(Entries with figure data)
○ ○ ○ ○ ○ ○ ○

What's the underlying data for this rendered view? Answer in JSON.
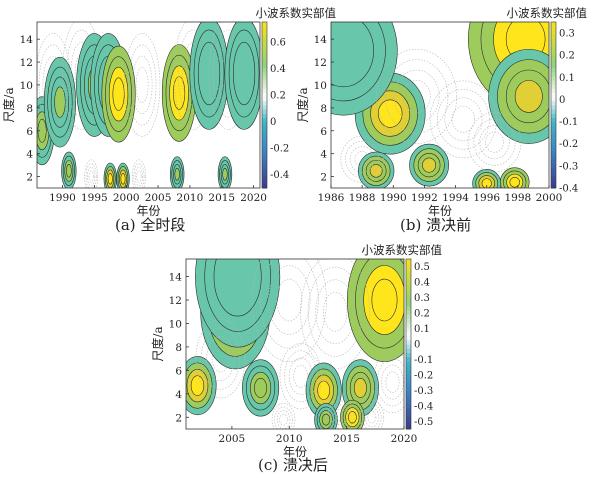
{
  "chart_data": [
    {
      "type": "heatmap",
      "panel": "a",
      "caption": "(a) 全时段",
      "xlabel": "年份",
      "ylabel": "尺度/a",
      "colorbar_label": "小波系数实部值",
      "xlim": [
        1986,
        2021
      ],
      "ylim": [
        1,
        15.5
      ],
      "xticks": [
        1990,
        1995,
        2000,
        2005,
        2010,
        2015,
        2020
      ],
      "yticks": [
        2,
        4,
        6,
        8,
        10,
        12,
        14
      ],
      "cbar_ticks": [
        0.6,
        0.4,
        0.2,
        0,
        -0.2,
        -0.4
      ],
      "clim": [
        -0.5,
        0.75
      ],
      "features": [
        {
          "t": 1986.8,
          "s": 6,
          "v": 0.42
        },
        {
          "t": 1988.5,
          "s": 10,
          "v": -0.4
        },
        {
          "t": 1989.6,
          "s": 8.5,
          "v": 0.3
        },
        {
          "t": 1993,
          "s": 11,
          "v": -0.35
        },
        {
          "t": 1995,
          "s": 10,
          "v": 0.3
        },
        {
          "t": 1997.2,
          "s": 10,
          "v": 0.22
        },
        {
          "t": 1998.8,
          "s": 9.2,
          "v": 0.72
        },
        {
          "t": 2002.5,
          "s": 10,
          "v": -0.35
        },
        {
          "t": 2008.3,
          "s": 9.3,
          "v": 0.72
        },
        {
          "t": 2010.5,
          "s": 11,
          "v": -0.35
        },
        {
          "t": 2013,
          "s": 11,
          "v": 0.2
        },
        {
          "t": 2016,
          "s": 11,
          "v": -0.3
        },
        {
          "t": 2018.5,
          "s": 11,
          "v": 0.2
        },
        {
          "t": 1991,
          "s": 2.5,
          "v": 0.45
        },
        {
          "t": 1997.5,
          "s": 1.8,
          "v": 0.65
        },
        {
          "t": 1999.5,
          "s": 1.8,
          "v": 0.65
        },
        {
          "t": 2008,
          "s": 2.2,
          "v": 0.35
        },
        {
          "t": 2015.5,
          "s": 2.2,
          "v": 0.35
        },
        {
          "t": 1994.5,
          "s": 2,
          "v": -0.45
        },
        {
          "t": 2002,
          "s": 2,
          "v": -0.4
        }
      ]
    },
    {
      "type": "heatmap",
      "panel": "b",
      "caption": "(b) 溃决前",
      "xlabel": "年份",
      "ylabel": "尺度/a",
      "colorbar_label": "小波系数实部值",
      "xlim": [
        1986,
        2000
      ],
      "ylim": [
        1,
        15.5
      ],
      "xticks": [
        1986,
        1988,
        1990,
        1992,
        1994,
        1996,
        1998,
        2000
      ],
      "yticks": [
        2,
        4,
        6,
        8,
        10,
        12,
        14
      ],
      "cbar_ticks": [
        0.3,
        0.2,
        0.1,
        0,
        -0.1,
        -0.2,
        -0.3,
        -0.4
      ],
      "clim": [
        -0.4,
        0.35
      ],
      "features": [
        {
          "t": 1989.8,
          "s": 7.5,
          "v": 0.28
        },
        {
          "t": 1988.9,
          "s": 2.5,
          "v": 0.25
        },
        {
          "t": 1992.3,
          "s": 3,
          "v": 0.22
        },
        {
          "t": 1998.5,
          "s": 14,
          "v": 0.33
        },
        {
          "t": 1998.7,
          "s": 9,
          "v": 0.25
        },
        {
          "t": 1986.8,
          "s": 13,
          "v": 0.1
        },
        {
          "t": 1997.8,
          "s": 1.5,
          "v": 0.33
        },
        {
          "t": 1996,
          "s": 1.4,
          "v": 0.3
        },
        {
          "t": 1991.5,
          "s": 9,
          "v": -0.3
        },
        {
          "t": 1994.5,
          "s": 7,
          "v": -0.32
        },
        {
          "t": 1988,
          "s": 3.5,
          "v": -0.3
        },
        {
          "t": 1996.5,
          "s": 5,
          "v": -0.15
        }
      ]
    },
    {
      "type": "heatmap",
      "panel": "c",
      "caption": "(c) 溃决后",
      "xlabel": "年份",
      "ylabel": "尺度/a",
      "colorbar_label": "小波系数实部值",
      "xlim": [
        2001,
        2020
      ],
      "ylim": [
        1,
        15.5
      ],
      "xticks": [
        2005,
        2010,
        2015,
        2020
      ],
      "yticks": [
        2,
        4,
        6,
        8,
        10,
        12,
        14
      ],
      "cbar_ticks": [
        0.5,
        0.4,
        0.3,
        0.2,
        0.1,
        0,
        -0.1,
        -0.2,
        -0.3,
        -0.4,
        -0.5
      ],
      "clim": [
        -0.55,
        0.55
      ],
      "features": [
        {
          "t": 2005.3,
          "s": 11,
          "v": 0.45
        },
        {
          "t": 2005.5,
          "s": 14,
          "v": 0.2
        },
        {
          "t": 2002,
          "s": 4.7,
          "v": 0.45
        },
        {
          "t": 2018.3,
          "s": 12,
          "v": 0.5
        },
        {
          "t": 2007.5,
          "s": 4.5,
          "v": 0.25
        },
        {
          "t": 2013,
          "s": 4.3,
          "v": 0.45
        },
        {
          "t": 2016.2,
          "s": 4.5,
          "v": 0.35
        },
        {
          "t": 2013.2,
          "s": 1.8,
          "v": 0.3
        },
        {
          "t": 2015.5,
          "s": 2,
          "v": 0.5
        },
        {
          "t": 2010,
          "s": 12,
          "v": -0.25
        },
        {
          "t": 2014,
          "s": 11,
          "v": -0.2
        },
        {
          "t": 2004,
          "s": 7,
          "v": -0.4
        },
        {
          "t": 2011,
          "s": 5.5,
          "v": -0.3
        },
        {
          "t": 2019,
          "s": 5,
          "v": -0.25
        },
        {
          "t": 2009.5,
          "s": 1.8,
          "v": -0.35
        },
        {
          "t": 2014.5,
          "s": 2.2,
          "v": -0.35
        },
        {
          "t": 2017.2,
          "s": 2,
          "v": -0.3
        }
      ]
    }
  ]
}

○ ○ ○ ○ ○ ○ ○

### Goal
Give every record back exactly as it reads, with no images.

### Task output
What's the underlying data for this rendered view? Answer in JSON.
{
  "chart_data": [
    {
      "type": "heatmap",
      "panel": "a",
      "caption": "(a) 全时段",
      "xlabel": "年份",
      "ylabel": "尺度/a",
      "colorbar_label": "小波系数实部值",
      "xlim": [
        1986,
        2021
      ],
      "ylim": [
        1,
        15.5
      ],
      "xticks": [
        1990,
        1995,
        2000,
        2005,
        2010,
        2015,
        2020
      ],
      "yticks": [
        2,
        4,
        6,
        8,
        10,
        12,
        14
      ],
      "cbar_ticks": [
        0.6,
        0.4,
        0.2,
        0,
        -0.2,
        -0.4
      ],
      "clim": [
        -0.5,
        0.75
      ],
      "features": [
        {
          "t": 1986.8,
          "s": 6,
          "v": 0.42
        },
        {
          "t": 1988.5,
          "s": 10,
          "v": -0.4
        },
        {
          "t": 1989.6,
          "s": 8.5,
          "v": 0.3
        },
        {
          "t": 1993,
          "s": 11,
          "v": -0.35
        },
        {
          "t": 1995,
          "s": 10,
          "v": 0.3
        },
        {
          "t": 1997.2,
          "s": 10,
          "v": 0.22
        },
        {
          "t": 1998.8,
          "s": 9.2,
          "v": 0.72
        },
        {
          "t": 2002.5,
          "s": 10,
          "v": -0.35
        },
        {
          "t": 2008.3,
          "s": 9.3,
          "v": 0.72
        },
        {
          "t": 2010.5,
          "s": 11,
          "v": -0.35
        },
        {
          "t": 2013,
          "s": 11,
          "v": 0.2
        },
        {
          "t": 2016,
          "s": 11,
          "v": -0.3
        },
        {
          "t": 2018.5,
          "s": 11,
          "v": 0.2
        },
        {
          "t": 1991,
          "s": 2.5,
          "v": 0.45
        },
        {
          "t": 1997.5,
          "s": 1.8,
          "v": 0.65
        },
        {
          "t": 1999.5,
          "s": 1.8,
          "v": 0.65
        },
        {
          "t": 2008,
          "s": 2.2,
          "v": 0.35
        },
        {
          "t": 2015.5,
          "s": 2.2,
          "v": 0.35
        },
        {
          "t": 1994.5,
          "s": 2,
          "v": -0.45
        },
        {
          "t": 2002,
          "s": 2,
          "v": -0.4
        }
      ]
    },
    {
      "type": "heatmap",
      "panel": "b",
      "caption": "(b) 溃决前",
      "xlabel": "年份",
      "ylabel": "尺度/a",
      "colorbar_label": "小波系数实部值",
      "xlim": [
        1986,
        2000
      ],
      "ylim": [
        1,
        15.5
      ],
      "xticks": [
        1986,
        1988,
        1990,
        1992,
        1994,
        1996,
        1998,
        2000
      ],
      "yticks": [
        2,
        4,
        6,
        8,
        10,
        12,
        14
      ],
      "cbar_ticks": [
        0.3,
        0.2,
        0.1,
        0,
        -0.1,
        -0.2,
        -0.3,
        -0.4
      ],
      "clim": [
        -0.4,
        0.35
      ],
      "features": [
        {
          "t": 1989.8,
          "s": 7.5,
          "v": 0.28
        },
        {
          "t": 1988.9,
          "s": 2.5,
          "v": 0.25
        },
        {
          "t": 1992.3,
          "s": 3,
          "v": 0.22
        },
        {
          "t": 1998.5,
          "s": 14,
          "v": 0.33
        },
        {
          "t": 1998.7,
          "s": 9,
          "v": 0.25
        },
        {
          "t": 1986.8,
          "s": 13,
          "v": 0.1
        },
        {
          "t": 1997.8,
          "s": 1.5,
          "v": 0.33
        },
        {
          "t": 1996,
          "s": 1.4,
          "v": 0.3
        },
        {
          "t": 1991.5,
          "s": 9,
          "v": -0.3
        },
        {
          "t": 1994.5,
          "s": 7,
          "v": -0.32
        },
        {
          "t": 1988,
          "s": 3.5,
          "v": -0.3
        },
        {
          "t": 1996.5,
          "s": 5,
          "v": -0.15
        }
      ]
    },
    {
      "type": "heatmap",
      "panel": "c",
      "caption": "(c) 溃决后",
      "xlabel": "年份",
      "ylabel": "尺度/a",
      "colorbar_label": "小波系数实部值",
      "xlim": [
        2001,
        2020
      ],
      "ylim": [
        1,
        15.5
      ],
      "xticks": [
        2005,
        2010,
        2015,
        2020
      ],
      "yticks": [
        2,
        4,
        6,
        8,
        10,
        12,
        14
      ],
      "cbar_ticks": [
        0.5,
        0.4,
        0.3,
        0.2,
        0.1,
        0,
        -0.1,
        -0.2,
        -0.3,
        -0.4,
        -0.5
      ],
      "clim": [
        -0.55,
        0.55
      ],
      "features": [
        {
          "t": 2005.3,
          "s": 11,
          "v": 0.45
        },
        {
          "t": 2005.5,
          "s": 14,
          "v": 0.2
        },
        {
          "t": 2002,
          "s": 4.7,
          "v": 0.45
        },
        {
          "t": 2018.3,
          "s": 12,
          "v": 0.5
        },
        {
          "t": 2007.5,
          "s": 4.5,
          "v": 0.25
        },
        {
          "t": 2013,
          "s": 4.3,
          "v": 0.45
        },
        {
          "t": 2016.2,
          "s": 4.5,
          "v": 0.35
        },
        {
          "t": 2013.2,
          "s": 1.8,
          "v": 0.3
        },
        {
          "t": 2015.5,
          "s": 2,
          "v": 0.5
        },
        {
          "t": 2010,
          "s": 12,
          "v": -0.25
        },
        {
          "t": 2014,
          "s": 11,
          "v": -0.2
        },
        {
          "t": 2004,
          "s": 7,
          "v": -0.4
        },
        {
          "t": 2011,
          "s": 5.5,
          "v": -0.3
        },
        {
          "t": 2019,
          "s": 5,
          "v": -0.25
        },
        {
          "t": 2009.5,
          "s": 1.8,
          "v": -0.35
        },
        {
          "t": 2014.5,
          "s": 2.2,
          "v": -0.35
        },
        {
          "t": 2017.2,
          "s": 2,
          "v": -0.3
        }
      ]
    }
  ]
}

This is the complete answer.